What the exercise asks: Word for word, set down the records and skip each picture.

__________________________________________________

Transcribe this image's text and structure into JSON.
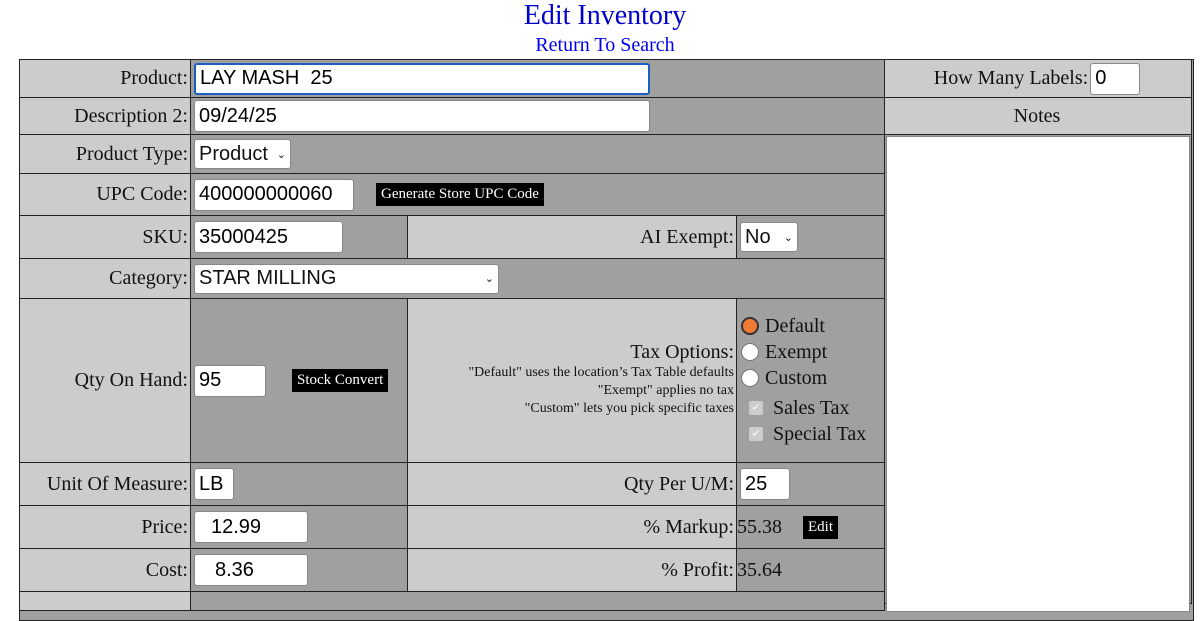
{
  "header": {
    "title": "Edit Inventory",
    "return_link": "Return To Search"
  },
  "form": {
    "product": {
      "label": "Product:",
      "value": "LAY MASH  25"
    },
    "description2": {
      "label": "Description 2:",
      "value": "09/24/25"
    },
    "product_type": {
      "label": "Product Type:",
      "value": "Product"
    },
    "upc": {
      "label": "UPC Code:",
      "value": "400000000060",
      "button": "Generate Store UPC Code"
    },
    "sku": {
      "label": "SKU:",
      "value": "35000425"
    },
    "ai_exempt": {
      "label": "AI Exempt:",
      "value": "No"
    },
    "category": {
      "label": "Category:",
      "value": "STAR MILLING"
    },
    "qty_on_hand": {
      "label": "Qty On Hand:",
      "value": "95",
      "button": "Stock Convert"
    },
    "tax": {
      "label": "Tax Options:",
      "help": [
        "\"Default\" uses the location’s Tax Table defaults",
        "\"Exempt\" applies no tax",
        "\"Custom\" lets you pick specific taxes"
      ],
      "options": [
        "Default",
        "Exempt",
        "Custom"
      ],
      "selected": "Default",
      "taxes": [
        "Sales Tax",
        "Special Tax"
      ]
    },
    "unit": {
      "label": "Unit Of Measure:",
      "value": "LB"
    },
    "qty_per_um": {
      "label": "Qty Per U/M:",
      "value": "25"
    },
    "price": {
      "label": "Price:",
      "value": "12.99"
    },
    "markup": {
      "label": "% Markup:",
      "value": "55.38",
      "button": "Edit"
    },
    "cost": {
      "label": "Cost:",
      "value": "8.36"
    },
    "profit": {
      "label": "% Profit:",
      "value": "35.64"
    }
  },
  "side": {
    "labels_label": "How Many Labels:",
    "labels_value": "0",
    "notes_label": "Notes",
    "notes_value": ""
  },
  "colors": {
    "title": "#0000cc",
    "label_bg": "#cccccc",
    "value_bg": "#a0a0a0",
    "radio_selected": "#f07a33"
  }
}
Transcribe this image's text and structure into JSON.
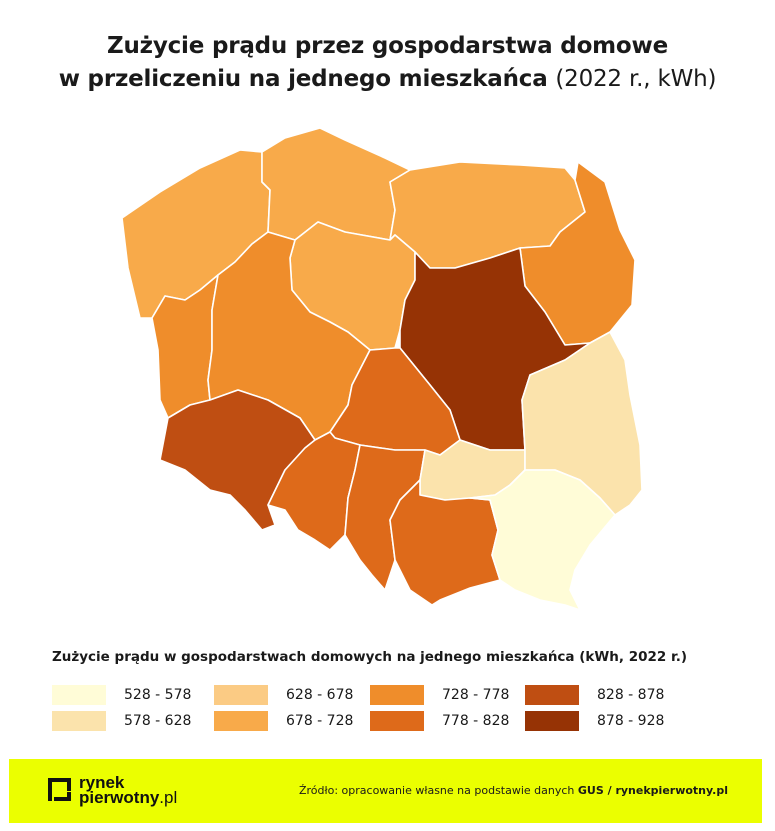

__________________________________________________

Solution:
Transcribe this image's text and structure into JSON.
{
  "header": {
    "title": "Edit Inventory",
    "return_link": "Return To Search"
  },
  "form": {
    "product": {
      "label": "Product:",
      "value": "LAY MASH  25"
    },
    "description2": {
      "label": "Description 2:",
      "value": "09/24/25"
    },
    "product_type": {
      "label": "Product Type:",
      "value": "Product"
    },
    "upc": {
      "label": "UPC Code:",
      "value": "400000000060",
      "button": "Generate Store UPC Code"
    },
    "sku": {
      "label": "SKU:",
      "value": "35000425"
    },
    "ai_exempt": {
      "label": "AI Exempt:",
      "value": "No"
    },
    "category": {
      "label": "Category:",
      "value": "STAR MILLING"
    },
    "qty_on_hand": {
      "label": "Qty On Hand:",
      "value": "95",
      "button": "Stock Convert"
    },
    "tax": {
      "label": "Tax Options:",
      "help": [
        "\"Default\" uses the location’s Tax Table defaults",
        "\"Exempt\" applies no tax",
        "\"Custom\" lets you pick specific taxes"
      ],
      "options": [
        "Default",
        "Exempt",
        "Custom"
      ],
      "selected": "Default",
      "taxes": [
        "Sales Tax",
        "Special Tax"
      ]
    },
    "unit": {
      "label": "Unit Of Measure:",
      "value": "LB"
    },
    "qty_per_um": {
      "label": "Qty Per U/M:",
      "value": "25"
    },
    "price": {
      "label": "Price:",
      "value": "12.99"
    },
    "markup": {
      "label": "% Markup:",
      "value": "55.38",
      "button": "Edit"
    },
    "cost": {
      "label": "Cost:",
      "value": "8.36"
    },
    "profit": {
      "label": "% Profit:",
      "value": "35.64"
    }
  },
  "side": {
    "labels_label": "How Many Labels:",
    "labels_value": "0",
    "notes_label": "Notes",
    "notes_value": ""
  },
  "colors": {
    "title": "#0000cc",
    "label_bg": "#cccccc",
    "value_bg": "#a0a0a0",
    "radio_selected": "#f07a33"
  }
}
Transcribe this image's text and structure into JSON.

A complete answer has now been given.